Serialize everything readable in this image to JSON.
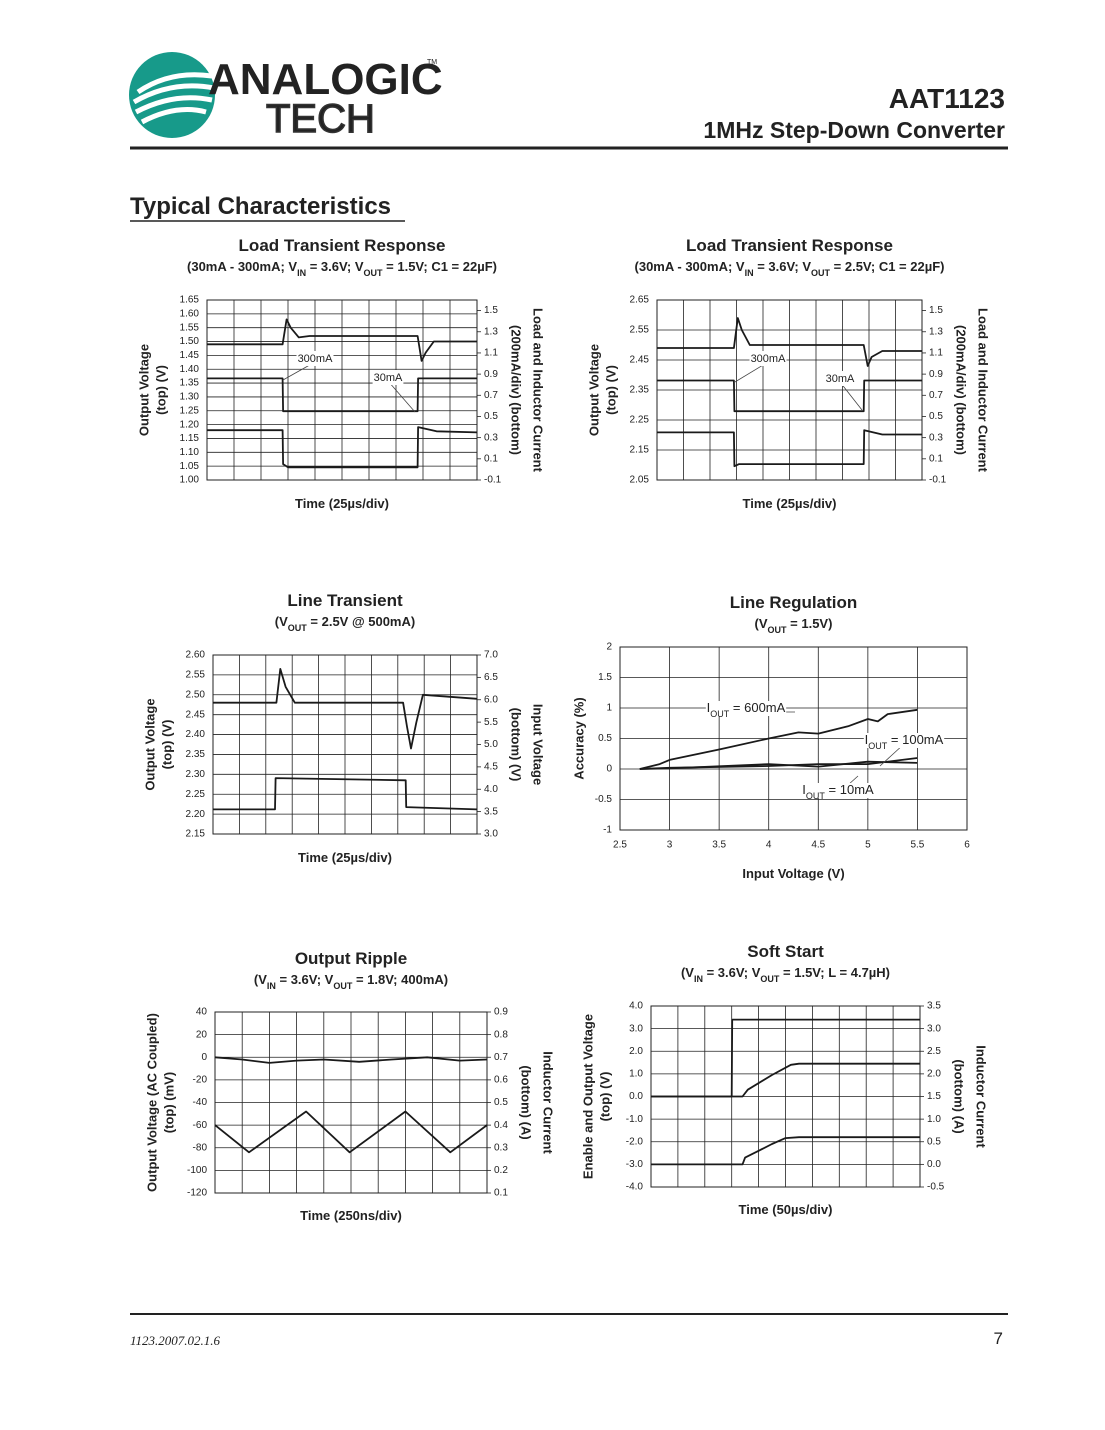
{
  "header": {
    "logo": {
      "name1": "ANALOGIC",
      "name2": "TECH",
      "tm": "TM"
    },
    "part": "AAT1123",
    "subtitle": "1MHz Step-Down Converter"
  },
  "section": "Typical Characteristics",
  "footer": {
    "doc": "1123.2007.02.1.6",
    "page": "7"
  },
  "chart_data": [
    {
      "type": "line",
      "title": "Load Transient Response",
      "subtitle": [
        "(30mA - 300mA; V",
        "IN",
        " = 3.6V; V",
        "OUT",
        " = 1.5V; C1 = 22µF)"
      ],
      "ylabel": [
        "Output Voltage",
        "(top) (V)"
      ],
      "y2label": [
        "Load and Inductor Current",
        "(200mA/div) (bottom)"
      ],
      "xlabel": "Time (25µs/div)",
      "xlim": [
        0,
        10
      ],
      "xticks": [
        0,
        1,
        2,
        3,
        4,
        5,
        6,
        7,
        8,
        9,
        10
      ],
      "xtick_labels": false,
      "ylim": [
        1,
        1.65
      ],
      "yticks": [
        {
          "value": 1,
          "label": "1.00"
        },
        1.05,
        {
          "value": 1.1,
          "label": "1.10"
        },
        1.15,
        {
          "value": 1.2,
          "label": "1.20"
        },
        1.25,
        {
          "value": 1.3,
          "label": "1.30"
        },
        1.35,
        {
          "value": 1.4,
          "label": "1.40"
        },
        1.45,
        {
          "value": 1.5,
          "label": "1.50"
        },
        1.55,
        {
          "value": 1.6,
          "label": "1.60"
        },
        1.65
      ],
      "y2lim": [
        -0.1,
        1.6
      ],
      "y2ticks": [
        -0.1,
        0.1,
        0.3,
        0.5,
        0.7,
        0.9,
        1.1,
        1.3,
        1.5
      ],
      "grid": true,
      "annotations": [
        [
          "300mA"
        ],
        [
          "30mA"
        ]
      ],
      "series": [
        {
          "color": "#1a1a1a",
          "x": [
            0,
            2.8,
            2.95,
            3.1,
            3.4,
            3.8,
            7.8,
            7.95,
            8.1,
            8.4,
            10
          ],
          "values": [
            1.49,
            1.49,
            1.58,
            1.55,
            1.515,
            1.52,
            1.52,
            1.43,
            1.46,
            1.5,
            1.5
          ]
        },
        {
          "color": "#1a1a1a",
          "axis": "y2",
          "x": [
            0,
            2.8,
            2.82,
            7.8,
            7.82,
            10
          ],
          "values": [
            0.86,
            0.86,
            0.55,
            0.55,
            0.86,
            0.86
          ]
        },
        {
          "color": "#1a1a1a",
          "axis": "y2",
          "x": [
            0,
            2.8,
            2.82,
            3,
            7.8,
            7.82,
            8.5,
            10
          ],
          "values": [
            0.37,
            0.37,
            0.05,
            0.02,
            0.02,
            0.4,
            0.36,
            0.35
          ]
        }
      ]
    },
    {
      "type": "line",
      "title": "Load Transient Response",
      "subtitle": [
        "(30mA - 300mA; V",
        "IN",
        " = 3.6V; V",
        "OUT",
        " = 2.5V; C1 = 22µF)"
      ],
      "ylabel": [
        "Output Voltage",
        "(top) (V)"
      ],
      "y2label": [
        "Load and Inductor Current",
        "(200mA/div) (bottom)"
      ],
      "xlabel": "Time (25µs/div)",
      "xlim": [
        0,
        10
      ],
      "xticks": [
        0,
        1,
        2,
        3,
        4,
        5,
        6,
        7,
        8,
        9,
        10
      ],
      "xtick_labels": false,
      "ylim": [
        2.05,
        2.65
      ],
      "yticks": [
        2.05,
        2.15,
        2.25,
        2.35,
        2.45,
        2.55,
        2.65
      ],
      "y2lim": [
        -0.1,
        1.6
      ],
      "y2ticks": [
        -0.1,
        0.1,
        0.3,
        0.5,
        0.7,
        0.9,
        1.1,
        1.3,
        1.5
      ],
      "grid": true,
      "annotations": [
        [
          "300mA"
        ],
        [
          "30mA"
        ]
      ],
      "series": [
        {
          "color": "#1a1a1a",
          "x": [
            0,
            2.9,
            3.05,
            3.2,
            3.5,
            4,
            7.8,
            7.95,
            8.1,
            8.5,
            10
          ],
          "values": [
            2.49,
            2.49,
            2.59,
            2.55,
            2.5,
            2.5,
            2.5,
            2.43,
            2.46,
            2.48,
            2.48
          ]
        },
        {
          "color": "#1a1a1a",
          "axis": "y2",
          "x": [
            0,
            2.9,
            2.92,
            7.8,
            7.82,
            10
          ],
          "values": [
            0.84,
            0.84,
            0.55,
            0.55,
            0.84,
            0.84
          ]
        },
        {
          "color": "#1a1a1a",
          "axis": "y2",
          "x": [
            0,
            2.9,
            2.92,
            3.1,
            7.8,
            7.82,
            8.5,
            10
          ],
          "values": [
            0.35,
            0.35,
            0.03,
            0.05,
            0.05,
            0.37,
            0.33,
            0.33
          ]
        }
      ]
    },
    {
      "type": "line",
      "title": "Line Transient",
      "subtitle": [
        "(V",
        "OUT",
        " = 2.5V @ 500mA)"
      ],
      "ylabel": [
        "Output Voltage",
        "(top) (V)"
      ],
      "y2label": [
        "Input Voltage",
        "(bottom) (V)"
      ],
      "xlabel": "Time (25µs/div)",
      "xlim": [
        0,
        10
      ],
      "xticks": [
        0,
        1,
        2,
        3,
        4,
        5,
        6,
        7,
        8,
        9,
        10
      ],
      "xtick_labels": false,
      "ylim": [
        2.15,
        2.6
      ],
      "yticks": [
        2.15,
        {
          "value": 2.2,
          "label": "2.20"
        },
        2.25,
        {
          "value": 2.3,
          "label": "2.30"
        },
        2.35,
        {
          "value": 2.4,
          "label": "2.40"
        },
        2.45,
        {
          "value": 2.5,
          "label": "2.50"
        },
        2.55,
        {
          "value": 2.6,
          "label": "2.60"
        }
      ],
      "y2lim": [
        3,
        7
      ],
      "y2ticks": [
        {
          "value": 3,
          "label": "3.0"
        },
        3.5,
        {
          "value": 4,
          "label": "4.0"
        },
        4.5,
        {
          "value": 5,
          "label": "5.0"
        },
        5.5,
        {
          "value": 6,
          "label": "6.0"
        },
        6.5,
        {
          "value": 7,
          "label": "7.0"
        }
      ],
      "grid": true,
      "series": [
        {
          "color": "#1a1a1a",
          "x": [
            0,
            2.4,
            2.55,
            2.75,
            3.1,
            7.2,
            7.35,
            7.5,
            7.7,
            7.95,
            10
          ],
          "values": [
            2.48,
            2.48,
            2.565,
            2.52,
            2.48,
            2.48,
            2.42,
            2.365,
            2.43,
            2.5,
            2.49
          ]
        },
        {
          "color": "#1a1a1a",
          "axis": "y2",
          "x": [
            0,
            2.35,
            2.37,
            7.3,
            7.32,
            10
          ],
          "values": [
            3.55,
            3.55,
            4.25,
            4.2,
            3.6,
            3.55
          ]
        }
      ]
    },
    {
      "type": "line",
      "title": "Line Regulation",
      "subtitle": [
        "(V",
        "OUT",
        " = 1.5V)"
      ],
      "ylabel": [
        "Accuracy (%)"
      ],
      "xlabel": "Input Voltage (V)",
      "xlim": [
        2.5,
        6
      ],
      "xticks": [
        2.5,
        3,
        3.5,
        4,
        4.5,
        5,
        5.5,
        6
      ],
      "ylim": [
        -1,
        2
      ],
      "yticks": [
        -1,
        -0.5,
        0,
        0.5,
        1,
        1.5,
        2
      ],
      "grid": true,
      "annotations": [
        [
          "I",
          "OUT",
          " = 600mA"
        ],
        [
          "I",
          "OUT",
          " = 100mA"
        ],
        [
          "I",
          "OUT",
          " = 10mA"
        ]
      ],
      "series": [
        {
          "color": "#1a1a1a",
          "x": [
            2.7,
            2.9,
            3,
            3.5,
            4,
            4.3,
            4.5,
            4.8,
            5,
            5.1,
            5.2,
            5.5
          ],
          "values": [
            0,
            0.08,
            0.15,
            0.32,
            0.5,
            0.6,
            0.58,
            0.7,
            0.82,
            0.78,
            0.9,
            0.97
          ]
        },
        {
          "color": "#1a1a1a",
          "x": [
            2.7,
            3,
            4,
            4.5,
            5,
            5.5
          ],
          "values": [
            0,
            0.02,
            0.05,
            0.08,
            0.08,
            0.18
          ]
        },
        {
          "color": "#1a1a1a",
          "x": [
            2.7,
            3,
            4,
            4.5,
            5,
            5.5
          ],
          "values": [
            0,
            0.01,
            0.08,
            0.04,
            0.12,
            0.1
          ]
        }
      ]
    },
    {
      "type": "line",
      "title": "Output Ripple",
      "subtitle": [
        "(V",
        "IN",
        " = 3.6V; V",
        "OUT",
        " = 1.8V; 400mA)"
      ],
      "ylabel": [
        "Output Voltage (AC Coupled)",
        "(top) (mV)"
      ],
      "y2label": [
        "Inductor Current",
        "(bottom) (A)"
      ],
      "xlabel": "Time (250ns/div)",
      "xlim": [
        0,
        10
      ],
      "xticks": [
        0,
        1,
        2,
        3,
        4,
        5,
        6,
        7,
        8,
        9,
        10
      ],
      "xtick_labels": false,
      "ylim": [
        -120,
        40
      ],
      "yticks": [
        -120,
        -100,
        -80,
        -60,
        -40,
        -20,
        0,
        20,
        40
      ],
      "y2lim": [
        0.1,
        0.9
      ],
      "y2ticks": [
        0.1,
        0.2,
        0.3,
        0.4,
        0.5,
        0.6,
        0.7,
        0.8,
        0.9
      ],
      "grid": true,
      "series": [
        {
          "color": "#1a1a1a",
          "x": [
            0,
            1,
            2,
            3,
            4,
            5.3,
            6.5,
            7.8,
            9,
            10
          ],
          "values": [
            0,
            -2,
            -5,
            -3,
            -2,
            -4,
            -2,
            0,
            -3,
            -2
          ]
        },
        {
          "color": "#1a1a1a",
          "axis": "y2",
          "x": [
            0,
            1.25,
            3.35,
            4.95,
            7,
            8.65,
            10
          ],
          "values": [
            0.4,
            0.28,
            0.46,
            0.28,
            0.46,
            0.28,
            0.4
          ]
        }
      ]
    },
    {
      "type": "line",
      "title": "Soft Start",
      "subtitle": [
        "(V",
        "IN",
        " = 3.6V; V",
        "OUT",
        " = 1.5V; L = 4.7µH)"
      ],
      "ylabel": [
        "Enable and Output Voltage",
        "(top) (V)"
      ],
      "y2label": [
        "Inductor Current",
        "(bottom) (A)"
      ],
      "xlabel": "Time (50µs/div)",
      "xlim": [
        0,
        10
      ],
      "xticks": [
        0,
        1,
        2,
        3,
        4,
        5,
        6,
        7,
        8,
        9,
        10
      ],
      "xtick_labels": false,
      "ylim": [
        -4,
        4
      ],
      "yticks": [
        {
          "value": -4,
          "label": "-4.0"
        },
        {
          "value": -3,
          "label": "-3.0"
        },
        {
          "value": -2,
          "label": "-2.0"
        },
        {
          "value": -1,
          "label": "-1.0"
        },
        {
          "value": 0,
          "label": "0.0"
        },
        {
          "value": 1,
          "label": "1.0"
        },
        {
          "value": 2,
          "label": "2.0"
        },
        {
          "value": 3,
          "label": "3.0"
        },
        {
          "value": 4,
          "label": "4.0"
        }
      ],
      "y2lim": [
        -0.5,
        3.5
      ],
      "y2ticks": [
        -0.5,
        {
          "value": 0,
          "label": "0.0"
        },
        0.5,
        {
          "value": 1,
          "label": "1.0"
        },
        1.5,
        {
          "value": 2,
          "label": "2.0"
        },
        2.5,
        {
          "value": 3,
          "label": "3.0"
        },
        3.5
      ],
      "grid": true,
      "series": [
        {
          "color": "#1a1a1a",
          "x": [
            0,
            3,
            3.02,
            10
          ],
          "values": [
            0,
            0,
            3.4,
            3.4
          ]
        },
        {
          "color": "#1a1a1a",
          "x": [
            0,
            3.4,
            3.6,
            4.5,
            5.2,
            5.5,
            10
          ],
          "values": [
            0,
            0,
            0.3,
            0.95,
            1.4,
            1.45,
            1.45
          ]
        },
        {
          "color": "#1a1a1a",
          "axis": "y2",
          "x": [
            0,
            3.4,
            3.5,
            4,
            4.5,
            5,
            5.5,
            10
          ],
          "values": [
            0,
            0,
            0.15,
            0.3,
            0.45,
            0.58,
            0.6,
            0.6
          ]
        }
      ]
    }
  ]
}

...

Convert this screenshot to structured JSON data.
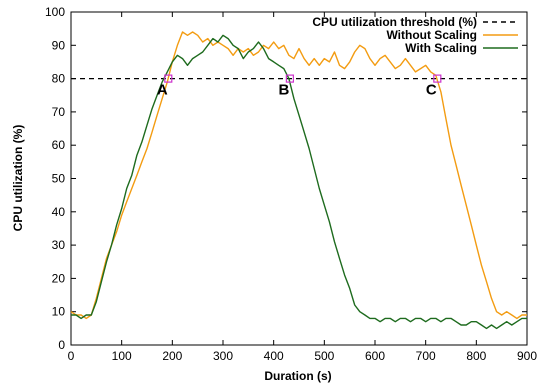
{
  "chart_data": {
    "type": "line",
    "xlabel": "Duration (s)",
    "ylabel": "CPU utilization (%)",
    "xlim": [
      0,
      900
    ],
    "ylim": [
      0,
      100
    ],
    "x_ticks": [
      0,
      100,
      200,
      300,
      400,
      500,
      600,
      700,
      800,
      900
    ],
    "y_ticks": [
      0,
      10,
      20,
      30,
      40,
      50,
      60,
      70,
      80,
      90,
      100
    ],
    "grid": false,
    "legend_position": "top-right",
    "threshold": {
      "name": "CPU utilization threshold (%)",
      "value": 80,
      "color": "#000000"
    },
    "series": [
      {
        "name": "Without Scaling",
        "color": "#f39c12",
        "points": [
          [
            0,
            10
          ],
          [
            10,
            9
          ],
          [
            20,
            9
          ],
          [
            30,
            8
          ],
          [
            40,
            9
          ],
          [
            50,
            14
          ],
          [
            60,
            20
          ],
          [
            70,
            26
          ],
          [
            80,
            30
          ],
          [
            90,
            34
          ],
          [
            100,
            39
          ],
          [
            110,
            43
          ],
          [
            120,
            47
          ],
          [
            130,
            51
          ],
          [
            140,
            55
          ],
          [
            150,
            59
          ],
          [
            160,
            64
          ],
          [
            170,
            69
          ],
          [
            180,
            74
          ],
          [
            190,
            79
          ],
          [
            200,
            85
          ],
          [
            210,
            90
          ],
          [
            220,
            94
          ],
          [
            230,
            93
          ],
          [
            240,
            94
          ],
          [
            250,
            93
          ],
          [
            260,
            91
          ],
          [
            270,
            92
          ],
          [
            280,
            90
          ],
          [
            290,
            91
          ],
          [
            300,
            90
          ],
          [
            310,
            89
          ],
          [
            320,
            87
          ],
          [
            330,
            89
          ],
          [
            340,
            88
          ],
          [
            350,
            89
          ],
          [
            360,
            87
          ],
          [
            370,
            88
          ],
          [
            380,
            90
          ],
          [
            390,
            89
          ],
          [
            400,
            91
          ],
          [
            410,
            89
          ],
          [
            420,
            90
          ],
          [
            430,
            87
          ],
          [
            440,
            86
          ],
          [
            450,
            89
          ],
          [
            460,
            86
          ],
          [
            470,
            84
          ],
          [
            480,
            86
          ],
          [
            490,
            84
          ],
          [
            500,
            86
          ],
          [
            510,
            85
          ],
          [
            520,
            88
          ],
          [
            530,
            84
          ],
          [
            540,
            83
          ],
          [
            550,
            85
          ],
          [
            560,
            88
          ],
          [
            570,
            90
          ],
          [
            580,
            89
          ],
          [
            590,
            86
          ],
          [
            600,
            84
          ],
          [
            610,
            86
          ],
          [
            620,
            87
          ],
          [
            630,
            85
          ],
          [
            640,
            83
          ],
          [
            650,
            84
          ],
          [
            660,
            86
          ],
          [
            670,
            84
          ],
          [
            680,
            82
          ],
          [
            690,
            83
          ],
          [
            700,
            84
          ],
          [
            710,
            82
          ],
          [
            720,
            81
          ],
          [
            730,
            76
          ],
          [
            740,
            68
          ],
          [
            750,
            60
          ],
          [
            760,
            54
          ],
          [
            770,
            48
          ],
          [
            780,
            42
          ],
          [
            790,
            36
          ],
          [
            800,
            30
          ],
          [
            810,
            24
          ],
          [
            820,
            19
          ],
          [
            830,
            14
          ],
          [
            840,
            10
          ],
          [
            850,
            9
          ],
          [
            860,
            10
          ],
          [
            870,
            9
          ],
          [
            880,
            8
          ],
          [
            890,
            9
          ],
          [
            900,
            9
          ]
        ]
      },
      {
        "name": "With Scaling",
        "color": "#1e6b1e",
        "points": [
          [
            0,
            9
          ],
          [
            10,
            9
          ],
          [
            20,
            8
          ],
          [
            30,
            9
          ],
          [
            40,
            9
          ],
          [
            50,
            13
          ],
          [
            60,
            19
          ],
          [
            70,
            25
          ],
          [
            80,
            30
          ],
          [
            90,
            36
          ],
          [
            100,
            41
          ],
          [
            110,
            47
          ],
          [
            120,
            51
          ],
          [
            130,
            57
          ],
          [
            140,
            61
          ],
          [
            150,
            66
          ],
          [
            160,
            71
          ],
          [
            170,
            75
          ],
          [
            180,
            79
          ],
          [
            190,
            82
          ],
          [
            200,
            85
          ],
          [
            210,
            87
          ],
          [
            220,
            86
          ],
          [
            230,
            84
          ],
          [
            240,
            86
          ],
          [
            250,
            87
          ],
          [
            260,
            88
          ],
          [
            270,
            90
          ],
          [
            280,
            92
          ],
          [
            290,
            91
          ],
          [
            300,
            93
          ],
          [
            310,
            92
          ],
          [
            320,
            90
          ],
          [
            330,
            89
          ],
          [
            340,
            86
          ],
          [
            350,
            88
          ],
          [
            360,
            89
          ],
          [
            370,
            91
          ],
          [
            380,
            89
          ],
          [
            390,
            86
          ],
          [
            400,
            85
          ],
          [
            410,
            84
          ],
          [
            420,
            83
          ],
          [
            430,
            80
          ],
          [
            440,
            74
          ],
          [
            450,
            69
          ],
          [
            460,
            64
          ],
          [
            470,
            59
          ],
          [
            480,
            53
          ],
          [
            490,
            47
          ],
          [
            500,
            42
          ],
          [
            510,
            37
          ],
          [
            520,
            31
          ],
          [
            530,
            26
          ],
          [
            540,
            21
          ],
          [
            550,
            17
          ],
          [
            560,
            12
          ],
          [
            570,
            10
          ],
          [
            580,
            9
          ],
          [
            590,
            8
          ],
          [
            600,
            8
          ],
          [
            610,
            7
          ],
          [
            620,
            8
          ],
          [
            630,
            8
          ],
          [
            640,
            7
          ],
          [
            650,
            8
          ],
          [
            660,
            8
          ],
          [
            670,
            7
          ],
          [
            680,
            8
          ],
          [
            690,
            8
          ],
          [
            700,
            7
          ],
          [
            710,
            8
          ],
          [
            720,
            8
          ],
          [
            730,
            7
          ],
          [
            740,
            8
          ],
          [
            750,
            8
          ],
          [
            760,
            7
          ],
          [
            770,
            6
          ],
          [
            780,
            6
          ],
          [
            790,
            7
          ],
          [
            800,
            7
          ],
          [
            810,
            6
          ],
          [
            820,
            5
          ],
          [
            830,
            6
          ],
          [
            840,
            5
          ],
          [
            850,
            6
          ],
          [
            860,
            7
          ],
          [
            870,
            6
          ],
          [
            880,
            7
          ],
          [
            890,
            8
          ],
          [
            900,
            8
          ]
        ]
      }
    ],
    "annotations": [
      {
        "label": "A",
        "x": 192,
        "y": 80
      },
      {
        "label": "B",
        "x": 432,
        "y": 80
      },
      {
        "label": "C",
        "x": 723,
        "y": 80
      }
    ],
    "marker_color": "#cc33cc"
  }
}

Short task
Filter the data for the string "utilization" and copy every line that has it.

Answer to this exercise
    "ylabel": "CPU utilization (%)",
      "name": "CPU utilization threshold (%)",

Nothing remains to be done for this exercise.